- _Stated task_: Pictures do not belong in the copy; restate the records below word for word.

(Stored data)

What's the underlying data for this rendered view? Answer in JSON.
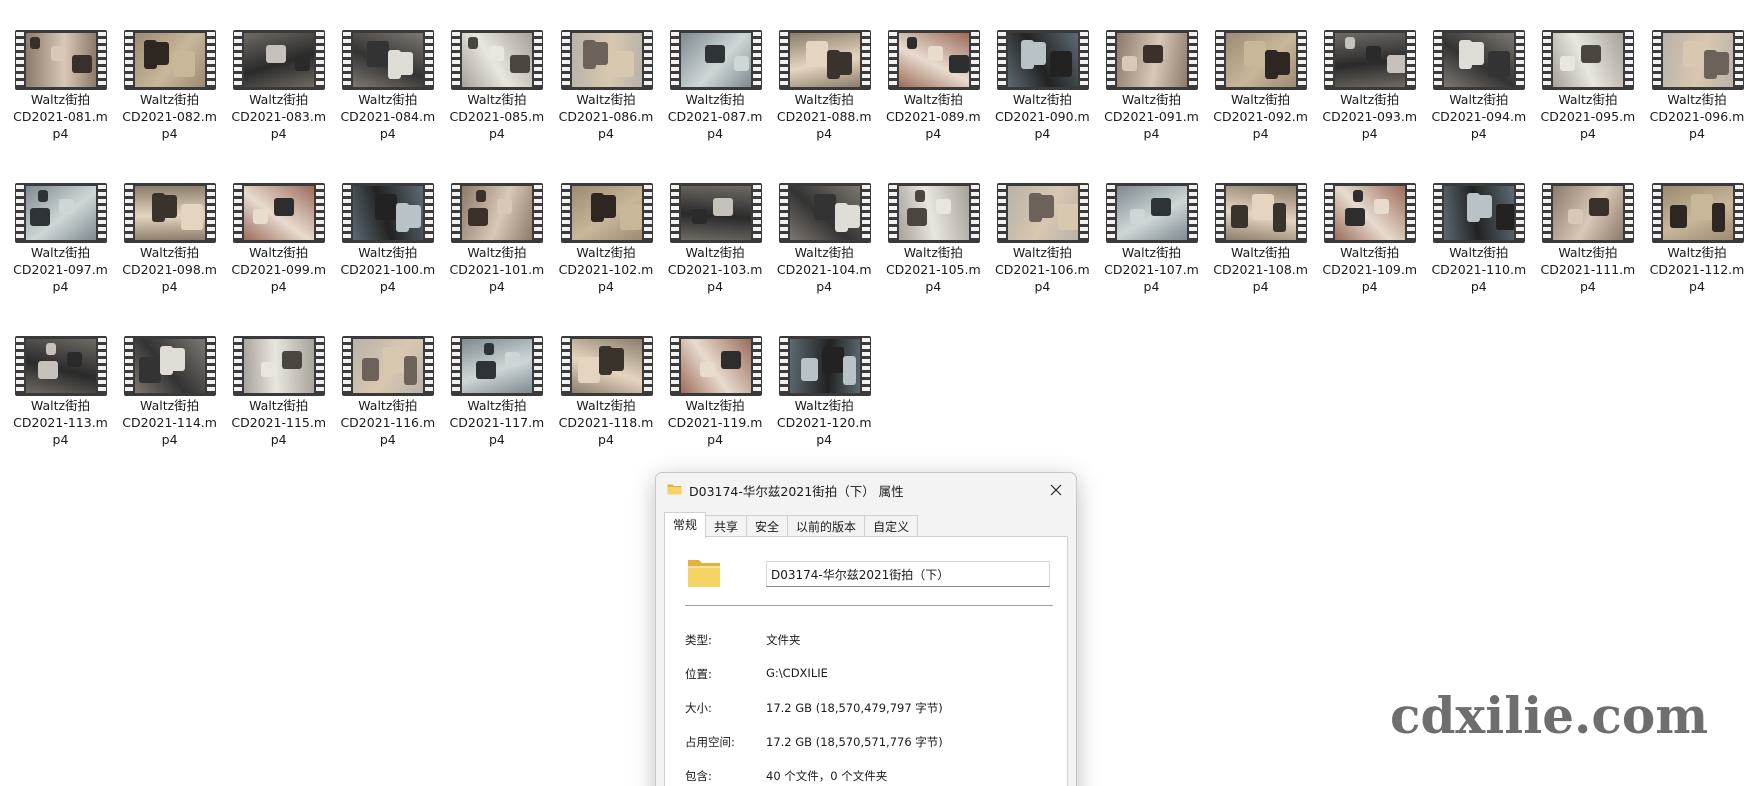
{
  "files": [
    {
      "line1": "Waltz街拍",
      "line2": "CD2021-081.m",
      "line3": "p4"
    },
    {
      "line1": "Waltz街拍",
      "line2": "CD2021-082.m",
      "line3": "p4"
    },
    {
      "line1": "Waltz街拍",
      "line2": "CD2021-083.m",
      "line3": "p4"
    },
    {
      "line1": "Waltz街拍",
      "line2": "CD2021-084.m",
      "line3": "p4"
    },
    {
      "line1": "Waltz街拍",
      "line2": "CD2021-085.m",
      "line3": "p4"
    },
    {
      "line1": "Waltz街拍",
      "line2": "CD2021-086.m",
      "line3": "p4"
    },
    {
      "line1": "Waltz街拍",
      "line2": "CD2021-087.m",
      "line3": "p4"
    },
    {
      "line1": "Waltz街拍",
      "line2": "CD2021-088.m",
      "line3": "p4"
    },
    {
      "line1": "Waltz街拍",
      "line2": "CD2021-089.m",
      "line3": "p4"
    },
    {
      "line1": "Waltz街拍",
      "line2": "CD2021-090.m",
      "line3": "p4"
    },
    {
      "line1": "Waltz街拍",
      "line2": "CD2021-091.m",
      "line3": "p4"
    },
    {
      "line1": "Waltz街拍",
      "line2": "CD2021-092.m",
      "line3": "p4"
    },
    {
      "line1": "Waltz街拍",
      "line2": "CD2021-093.m",
      "line3": "p4"
    },
    {
      "line1": "Waltz街拍",
      "line2": "CD2021-094.m",
      "line3": "p4"
    },
    {
      "line1": "Waltz街拍",
      "line2": "CD2021-095.m",
      "line3": "p4"
    },
    {
      "line1": "Waltz街拍",
      "line2": "CD2021-096.m",
      "line3": "p4"
    },
    {
      "line1": "Waltz街拍",
      "line2": "CD2021-097.m",
      "line3": "p4"
    },
    {
      "line1": "Waltz街拍",
      "line2": "CD2021-098.m",
      "line3": "p4"
    },
    {
      "line1": "Waltz街拍",
      "line2": "CD2021-099.m",
      "line3": "p4"
    },
    {
      "line1": "Waltz街拍",
      "line2": "CD2021-100.m",
      "line3": "p4"
    },
    {
      "line1": "Waltz街拍",
      "line2": "CD2021-101.m",
      "line3": "p4"
    },
    {
      "line1": "Waltz街拍",
      "line2": "CD2021-102.m",
      "line3": "p4"
    },
    {
      "line1": "Waltz街拍",
      "line2": "CD2021-103.m",
      "line3": "p4"
    },
    {
      "line1": "Waltz街拍",
      "line2": "CD2021-104.m",
      "line3": "p4"
    },
    {
      "line1": "Waltz街拍",
      "line2": "CD2021-105.m",
      "line3": "p4"
    },
    {
      "line1": "Waltz街拍",
      "line2": "CD2021-106.m",
      "line3": "p4"
    },
    {
      "line1": "Waltz街拍",
      "line2": "CD2021-107.m",
      "line3": "p4"
    },
    {
      "line1": "Waltz街拍",
      "line2": "CD2021-108.m",
      "line3": "p4"
    },
    {
      "line1": "Waltz街拍",
      "line2": "CD2021-109.m",
      "line3": "p4"
    },
    {
      "line1": "Waltz街拍",
      "line2": "CD2021-110.m",
      "line3": "p4"
    },
    {
      "line1": "Waltz街拍",
      "line2": "CD2021-111.m",
      "line3": "p4"
    },
    {
      "line1": "Waltz街拍",
      "line2": "CD2021-112.m",
      "line3": "p4"
    },
    {
      "line1": "Waltz街拍",
      "line2": "CD2021-113.m",
      "line3": "p4"
    },
    {
      "line1": "Waltz街拍",
      "line2": "CD2021-114.m",
      "line3": "p4"
    },
    {
      "line1": "Waltz街拍",
      "line2": "CD2021-115.m",
      "line3": "p4"
    },
    {
      "line1": "Waltz街拍",
      "line2": "CD2021-116.m",
      "line3": "p4"
    },
    {
      "line1": "Waltz街拍",
      "line2": "CD2021-117.m",
      "line3": "p4"
    },
    {
      "line1": "Waltz街拍",
      "line2": "CD2021-118.m",
      "line3": "p4"
    },
    {
      "line1": "Waltz街拍",
      "line2": "CD2021-119.m",
      "line3": "p4"
    },
    {
      "line1": "Waltz街拍",
      "line2": "CD2021-120.m",
      "line3": "p4"
    }
  ],
  "thumbnail_icon": "video-file-icon",
  "dialog": {
    "title": "D03174-华尔兹2021街拍（下） 属性",
    "title_icon": "folder-icon",
    "close_icon": "close-icon",
    "tabs": [
      {
        "label": "常规",
        "active": true
      },
      {
        "label": "共享",
        "active": false
      },
      {
        "label": "安全",
        "active": false
      },
      {
        "label": "以前的版本",
        "active": false
      },
      {
        "label": "自定义",
        "active": false
      }
    ],
    "folder_name": "D03174-华尔兹2021街拍（下）",
    "properties": [
      {
        "label": "类型:",
        "value": "文件夹"
      },
      {
        "label": "位置:",
        "value": "G:\\CDXILIE"
      },
      {
        "label": "大小:",
        "value": "17.2 GB (18,570,479,797 字节)"
      },
      {
        "label": "占用空间:",
        "value": "17.2 GB (18,570,571,776 字节)"
      },
      {
        "label": "包含:",
        "value": "40 个文件，0 个文件夹"
      }
    ]
  },
  "watermark": "cdxilie.com",
  "colors": {
    "folder_yellow": "#f6d365",
    "folder_dark": "#e2b33c",
    "dialog_bg": "#f3f3f3"
  }
}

- _Response_:
What's the underlying data for this rendered view? Answer in JSON.
{
  "files": [
    {
      "line1": "Waltz街拍",
      "line2": "CD2021-081.m",
      "line3": "p4"
    },
    {
      "line1": "Waltz街拍",
      "line2": "CD2021-082.m",
      "line3": "p4"
    },
    {
      "line1": "Waltz街拍",
      "line2": "CD2021-083.m",
      "line3": "p4"
    },
    {
      "line1": "Waltz街拍",
      "line2": "CD2021-084.m",
      "line3": "p4"
    },
    {
      "line1": "Waltz街拍",
      "line2": "CD2021-085.m",
      "line3": "p4"
    },
    {
      "line1": "Waltz街拍",
      "line2": "CD2021-086.m",
      "line3": "p4"
    },
    {
      "line1": "Waltz街拍",
      "line2": "CD2021-087.m",
      "line3": "p4"
    },
    {
      "line1": "Waltz街拍",
      "line2": "CD2021-088.m",
      "line3": "p4"
    },
    {
      "line1": "Waltz街拍",
      "line2": "CD2021-089.m",
      "line3": "p4"
    },
    {
      "line1": "Waltz街拍",
      "line2": "CD2021-090.m",
      "line3": "p4"
    },
    {
      "line1": "Waltz街拍",
      "line2": "CD2021-091.m",
      "line3": "p4"
    },
    {
      "line1": "Waltz街拍",
      "line2": "CD2021-092.m",
      "line3": "p4"
    },
    {
      "line1": "Waltz街拍",
      "line2": "CD2021-093.m",
      "line3": "p4"
    },
    {
      "line1": "Waltz街拍",
      "line2": "CD2021-094.m",
      "line3": "p4"
    },
    {
      "line1": "Waltz街拍",
      "line2": "CD2021-095.m",
      "line3": "p4"
    },
    {
      "line1": "Waltz街拍",
      "line2": "CD2021-096.m",
      "line3": "p4"
    },
    {
      "line1": "Waltz街拍",
      "line2": "CD2021-097.m",
      "line3": "p4"
    },
    {
      "line1": "Waltz街拍",
      "line2": "CD2021-098.m",
      "line3": "p4"
    },
    {
      "line1": "Waltz街拍",
      "line2": "CD2021-099.m",
      "line3": "p4"
    },
    {
      "line1": "Waltz街拍",
      "line2": "CD2021-100.m",
      "line3": "p4"
    },
    {
      "line1": "Waltz街拍",
      "line2": "CD2021-101.m",
      "line3": "p4"
    },
    {
      "line1": "Waltz街拍",
      "line2": "CD2021-102.m",
      "line3": "p4"
    },
    {
      "line1": "Waltz街拍",
      "line2": "CD2021-103.m",
      "line3": "p4"
    },
    {
      "line1": "Waltz街拍",
      "line2": "CD2021-104.m",
      "line3": "p4"
    },
    {
      "line1": "Waltz街拍",
      "line2": "CD2021-105.m",
      "line3": "p4"
    },
    {
      "line1": "Waltz街拍",
      "line2": "CD2021-106.m",
      "line3": "p4"
    },
    {
      "line1": "Waltz街拍",
      "line2": "CD2021-107.m",
      "line3": "p4"
    },
    {
      "line1": "Waltz街拍",
      "line2": "CD2021-108.m",
      "line3": "p4"
    },
    {
      "line1": "Waltz街拍",
      "line2": "CD2021-109.m",
      "line3": "p4"
    },
    {
      "line1": "Waltz街拍",
      "line2": "CD2021-110.m",
      "line3": "p4"
    },
    {
      "line1": "Waltz街拍",
      "line2": "CD2021-111.m",
      "line3": "p4"
    },
    {
      "line1": "Waltz街拍",
      "line2": "CD2021-112.m",
      "line3": "p4"
    },
    {
      "line1": "Waltz街拍",
      "line2": "CD2021-113.m",
      "line3": "p4"
    },
    {
      "line1": "Waltz街拍",
      "line2": "CD2021-114.m",
      "line3": "p4"
    },
    {
      "line1": "Waltz街拍",
      "line2": "CD2021-115.m",
      "line3": "p4"
    },
    {
      "line1": "Waltz街拍",
      "line2": "CD2021-116.m",
      "line3": "p4"
    },
    {
      "line1": "Waltz街拍",
      "line2": "CD2021-117.m",
      "line3": "p4"
    },
    {
      "line1": "Waltz街拍",
      "line2": "CD2021-118.m",
      "line3": "p4"
    },
    {
      "line1": "Waltz街拍",
      "line2": "CD2021-119.m",
      "line3": "p4"
    },
    {
      "line1": "Waltz街拍",
      "line2": "CD2021-120.m",
      "line3": "p4"
    }
  ],
  "thumbnail_icon": "video-file-icon",
  "dialog": {
    "title": "D03174-华尔兹2021街拍（下） 属性",
    "title_icon": "folder-icon",
    "close_icon": "close-icon",
    "tabs": [
      {
        "label": "常规",
        "active": true
      },
      {
        "label": "共享",
        "active": false
      },
      {
        "label": "安全",
        "active": false
      },
      {
        "label": "以前的版本",
        "active": false
      },
      {
        "label": "自定义",
        "active": false
      }
    ],
    "folder_name": "D03174-华尔兹2021街拍（下）",
    "properties": [
      {
        "label": "类型:",
        "value": "文件夹"
      },
      {
        "label": "位置:",
        "value": "G:\\CDXILIE"
      },
      {
        "label": "大小:",
        "value": "17.2 GB (18,570,479,797 字节)"
      },
      {
        "label": "占用空间:",
        "value": "17.2 GB (18,570,571,776 字节)"
      },
      {
        "label": "包含:",
        "value": "40 个文件，0 个文件夹"
      }
    ]
  },
  "watermark": "cdxilie.com",
  "colors": {
    "folder_yellow": "#f6d365",
    "folder_dark": "#e2b33c",
    "dialog_bg": "#f3f3f3"
  }
}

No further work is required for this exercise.